Problem requirements => Write the data out again exactly, with no pictures.

Given information =>
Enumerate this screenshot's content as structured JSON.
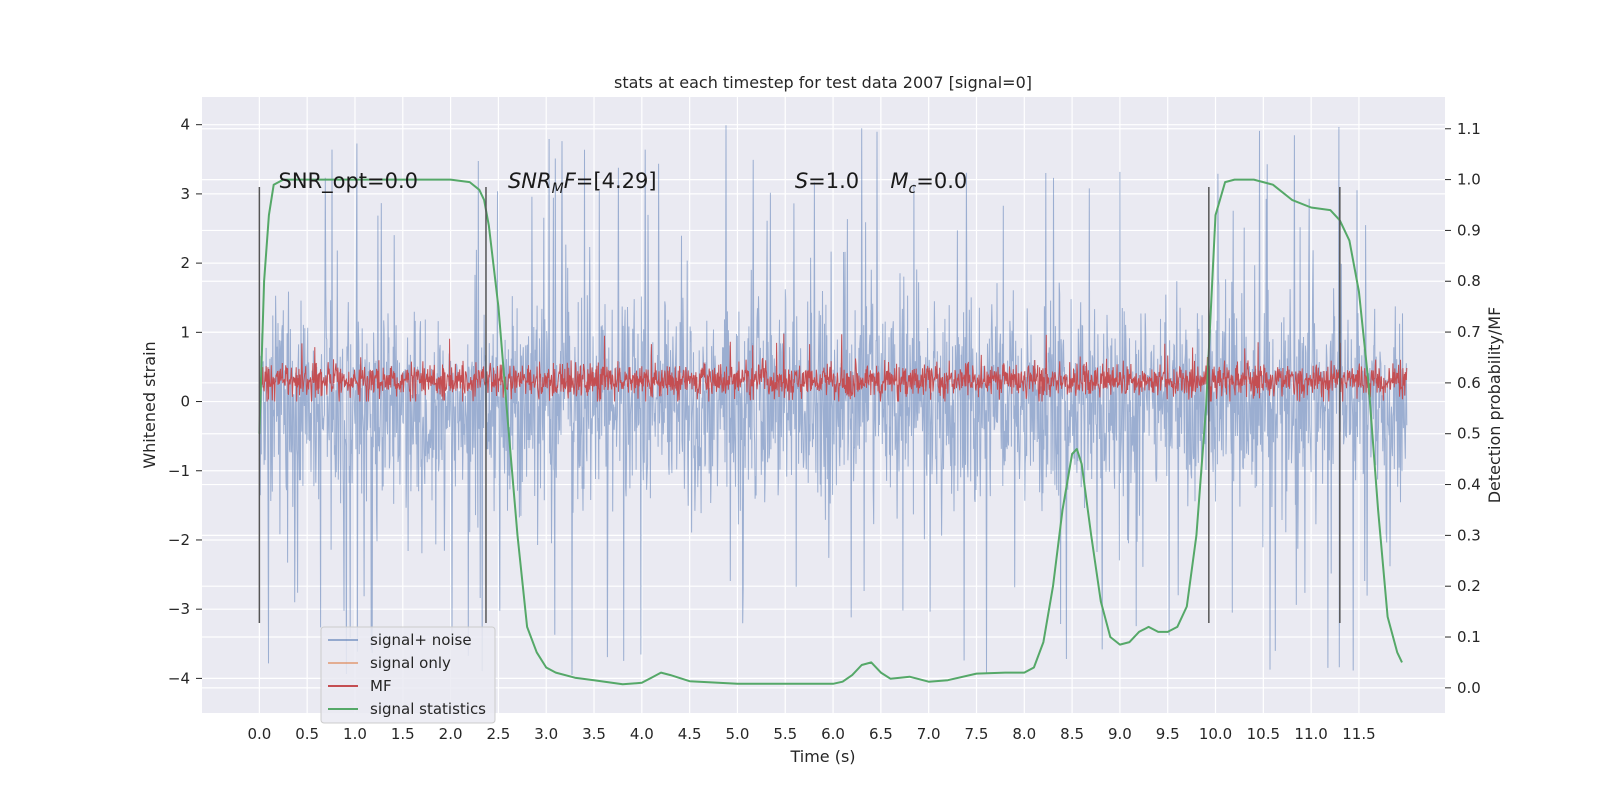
{
  "chart_data": {
    "type": "line",
    "title": "stats at each timestep for test data 2007 [signal=0]",
    "xlabel": "Time (s)",
    "ylabel": "Whitened strain",
    "y2label": "Detection probability/MF",
    "xlim": [
      -0.6,
      12.4
    ],
    "ylim": [
      -4.5,
      4.4
    ],
    "y2lim": [
      -0.0495,
      1.1625
    ],
    "x_ticks": [
      "0.0",
      "0.5",
      "1.0",
      "1.5",
      "2.0",
      "2.5",
      "3.0",
      "3.5",
      "4.0",
      "4.5",
      "5.0",
      "5.5",
      "6.0",
      "6.5",
      "7.0",
      "7.5",
      "8.0",
      "8.5",
      "9.0",
      "9.5",
      "10.0",
      "10.5",
      "11.0",
      "11.5"
    ],
    "y_ticks": [
      "4",
      "3",
      "2",
      "1",
      "0",
      "−1",
      "−2",
      "−3",
      "−4"
    ],
    "y2_ticks": [
      "1.1",
      "1.0",
      "0.9",
      "0.8",
      "0.7",
      "0.6",
      "0.5",
      "0.4",
      "0.3",
      "0.2",
      "0.1",
      "0.0"
    ],
    "grid": true,
    "legend_position": "lower-left",
    "legend": [
      "signal+ noise",
      "signal only",
      "MF",
      "signal statistics"
    ],
    "colors": {
      "signal_noise": "#4c72b0",
      "signal_only": "#dd8452",
      "mf": "#c44e52",
      "stats": "#55a868",
      "background": "#eaeaf2",
      "vlines": "#555555"
    },
    "annotations": [
      {
        "x": 0.2,
        "text": "SNR_opt=0.0"
      },
      {
        "x": 2.6,
        "text_prefix": "SNR",
        "text_sub": "M",
        "text_italic": "F",
        "text_suffix": "=[4.29]"
      },
      {
        "x": 5.6,
        "text_italic": "S",
        "text_suffix": "=1.0"
      },
      {
        "x": 6.6,
        "text_italic": "M",
        "text_sub": "c",
        "text_suffix": "=0.0"
      }
    ],
    "vertical_lines": [
      0.0,
      2.37,
      9.93,
      11.3
    ],
    "vertical_line_range": [
      -3.2,
      3.1
    ],
    "signal_noise_envelope": {
      "x_range": [
        0.0,
        12.0
      ],
      "typical": [
        -1.9,
        1.9
      ],
      "peaks": [
        -4.0,
        4.0
      ]
    },
    "mf_band": {
      "x_range": [
        0.0,
        12.0
      ],
      "range": [
        0.0,
        0.6
      ]
    },
    "signal_statistics": {
      "x": [
        0.0,
        0.05,
        0.1,
        0.15,
        0.25,
        0.4,
        0.6,
        1.0,
        1.5,
        2.0,
        2.2,
        2.3,
        2.35,
        2.4,
        2.5,
        2.6,
        2.7,
        2.8,
        2.9,
        3.0,
        3.1,
        3.3,
        3.5,
        3.8,
        4.0,
        4.1,
        4.2,
        4.3,
        4.5,
        5.0,
        5.5,
        6.0,
        6.1,
        6.2,
        6.3,
        6.4,
        6.5,
        6.6,
        6.8,
        7.0,
        7.2,
        7.5,
        7.8,
        8.0,
        8.1,
        8.2,
        8.3,
        8.4,
        8.5,
        8.55,
        8.6,
        8.7,
        8.8,
        8.9,
        9.0,
        9.1,
        9.2,
        9.3,
        9.4,
        9.5,
        9.6,
        9.7,
        9.8,
        9.9,
        10.0,
        10.1,
        10.2,
        10.4,
        10.6,
        10.8,
        11.0,
        11.2,
        11.3,
        11.4,
        11.5,
        11.6,
        11.7,
        11.8,
        11.9,
        11.95
      ],
      "y": [
        0.5,
        0.8,
        0.93,
        0.99,
        1.0,
        1.0,
        1.0,
        1.0,
        1.0,
        1.0,
        0.995,
        0.98,
        0.96,
        0.91,
        0.75,
        0.52,
        0.3,
        0.12,
        0.07,
        0.04,
        0.03,
        0.02,
        0.015,
        0.007,
        0.01,
        0.02,
        0.03,
        0.025,
        0.013,
        0.008,
        0.008,
        0.008,
        0.012,
        0.025,
        0.045,
        0.05,
        0.03,
        0.018,
        0.022,
        0.012,
        0.015,
        0.028,
        0.03,
        0.03,
        0.04,
        0.09,
        0.2,
        0.35,
        0.46,
        0.47,
        0.44,
        0.3,
        0.17,
        0.1,
        0.085,
        0.09,
        0.11,
        0.12,
        0.11,
        0.11,
        0.12,
        0.16,
        0.3,
        0.55,
        0.93,
        0.995,
        1.0,
        1.0,
        0.99,
        0.96,
        0.945,
        0.94,
        0.92,
        0.88,
        0.78,
        0.6,
        0.35,
        0.14,
        0.07,
        0.05
      ]
    }
  }
}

Solution to this task =>
Enumerate this screenshot's content as structured JSON.
{
  "chart_data": {
    "type": "line",
    "title": "stats at each timestep for test data 2007 [signal=0]",
    "xlabel": "Time (s)",
    "ylabel": "Whitened strain",
    "y2label": "Detection probability/MF",
    "xlim": [
      -0.6,
      12.4
    ],
    "ylim": [
      -4.5,
      4.4
    ],
    "y2lim": [
      -0.0495,
      1.1625
    ],
    "x_ticks": [
      "0.0",
      "0.5",
      "1.0",
      "1.5",
      "2.0",
      "2.5",
      "3.0",
      "3.5",
      "4.0",
      "4.5",
      "5.0",
      "5.5",
      "6.0",
      "6.5",
      "7.0",
      "7.5",
      "8.0",
      "8.5",
      "9.0",
      "9.5",
      "10.0",
      "10.5",
      "11.0",
      "11.5"
    ],
    "y_ticks": [
      "4",
      "3",
      "2",
      "1",
      "0",
      "−1",
      "−2",
      "−3",
      "−4"
    ],
    "y2_ticks": [
      "1.1",
      "1.0",
      "0.9",
      "0.8",
      "0.7",
      "0.6",
      "0.5",
      "0.4",
      "0.3",
      "0.2",
      "0.1",
      "0.0"
    ],
    "grid": true,
    "legend_position": "lower-left",
    "legend": [
      "signal+ noise",
      "signal only",
      "MF",
      "signal statistics"
    ],
    "colors": {
      "signal_noise": "#4c72b0",
      "signal_only": "#dd8452",
      "mf": "#c44e52",
      "stats": "#55a868",
      "background": "#eaeaf2",
      "vlines": "#555555"
    },
    "annotations": [
      {
        "x": 0.2,
        "text": "SNR_opt=0.0"
      },
      {
        "x": 2.6,
        "text_prefix": "SNR",
        "text_sub": "M",
        "text_italic": "F",
        "text_suffix": "=[4.29]"
      },
      {
        "x": 5.6,
        "text_italic": "S",
        "text_suffix": "=1.0"
      },
      {
        "x": 6.6,
        "text_italic": "M",
        "text_sub": "c",
        "text_suffix": "=0.0"
      }
    ],
    "vertical_lines": [
      0.0,
      2.37,
      9.93,
      11.3
    ],
    "vertical_line_range": [
      -3.2,
      3.1
    ],
    "signal_noise_envelope": {
      "x_range": [
        0.0,
        12.0
      ],
      "typical": [
        -1.9,
        1.9
      ],
      "peaks": [
        -4.0,
        4.0
      ]
    },
    "mf_band": {
      "x_range": [
        0.0,
        12.0
      ],
      "range": [
        0.0,
        0.6
      ]
    },
    "signal_statistics": {
      "x": [
        0.0,
        0.05,
        0.1,
        0.15,
        0.25,
        0.4,
        0.6,
        1.0,
        1.5,
        2.0,
        2.2,
        2.3,
        2.35,
        2.4,
        2.5,
        2.6,
        2.7,
        2.8,
        2.9,
        3.0,
        3.1,
        3.3,
        3.5,
        3.8,
        4.0,
        4.1,
        4.2,
        4.3,
        4.5,
        5.0,
        5.5,
        6.0,
        6.1,
        6.2,
        6.3,
        6.4,
        6.5,
        6.6,
        6.8,
        7.0,
        7.2,
        7.5,
        7.8,
        8.0,
        8.1,
        8.2,
        8.3,
        8.4,
        8.5,
        8.55,
        8.6,
        8.7,
        8.8,
        8.9,
        9.0,
        9.1,
        9.2,
        9.3,
        9.4,
        9.5,
        9.6,
        9.7,
        9.8,
        9.9,
        10.0,
        10.1,
        10.2,
        10.4,
        10.6,
        10.8,
        11.0,
        11.2,
        11.3,
        11.4,
        11.5,
        11.6,
        11.7,
        11.8,
        11.9,
        11.95
      ],
      "y": [
        0.5,
        0.8,
        0.93,
        0.99,
        1.0,
        1.0,
        1.0,
        1.0,
        1.0,
        1.0,
        0.995,
        0.98,
        0.96,
        0.91,
        0.75,
        0.52,
        0.3,
        0.12,
        0.07,
        0.04,
        0.03,
        0.02,
        0.015,
        0.007,
        0.01,
        0.02,
        0.03,
        0.025,
        0.013,
        0.008,
        0.008,
        0.008,
        0.012,
        0.025,
        0.045,
        0.05,
        0.03,
        0.018,
        0.022,
        0.012,
        0.015,
        0.028,
        0.03,
        0.03,
        0.04,
        0.09,
        0.2,
        0.35,
        0.46,
        0.47,
        0.44,
        0.3,
        0.17,
        0.1,
        0.085,
        0.09,
        0.11,
        0.12,
        0.11,
        0.11,
        0.12,
        0.16,
        0.3,
        0.55,
        0.93,
        0.995,
        1.0,
        1.0,
        0.99,
        0.96,
        0.945,
        0.94,
        0.92,
        0.88,
        0.78,
        0.6,
        0.35,
        0.14,
        0.07,
        0.05
      ]
    }
  }
}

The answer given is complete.